Extracted data entries:
** begin **
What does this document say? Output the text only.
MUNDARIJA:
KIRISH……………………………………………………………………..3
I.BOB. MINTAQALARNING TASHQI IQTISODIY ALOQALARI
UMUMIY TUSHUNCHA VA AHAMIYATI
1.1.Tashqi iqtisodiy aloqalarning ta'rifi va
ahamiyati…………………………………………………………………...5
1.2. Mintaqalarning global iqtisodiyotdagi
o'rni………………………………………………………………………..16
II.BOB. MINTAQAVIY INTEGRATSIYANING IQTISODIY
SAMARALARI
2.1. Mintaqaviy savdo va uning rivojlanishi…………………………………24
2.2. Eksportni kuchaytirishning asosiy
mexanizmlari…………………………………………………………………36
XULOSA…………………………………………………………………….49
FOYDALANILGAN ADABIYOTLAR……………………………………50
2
** end **
**What to do:**
Repeat the data precisely, line by line.

**Solution to this task:**
What does this document say? Output the text only.
MUNDARIJA:
KIRISH……………………………………………………………………..3
I.BOB. MINTAQALARNING TASHQI IQTISODIY ALOQALARI
UMUMIY TUSHUNCHA VA AHAMIYATI
1.1.Tashqi iqtisodiy aloqalarning ta'rifi va
ahamiyati…………………………………………………………………...5
1.2. Mintaqalarning global iqtisodiyotdagi
o'rni………………………………………………………………………..16
II.BOB. MINTAQAVIY INTEGRATSIYANING IQTISODIY
SAMARALARI
2.1. Mintaqaviy savdo va uning rivojlanishi…………………………………24
2.2. Eksportni kuchaytirishning asosiy
mexanizmlari…………………………………………………………………36
XULOSA…………………………………………………………………….49
FOYDALANILGAN ADABIYOTLAR……………………………………50
2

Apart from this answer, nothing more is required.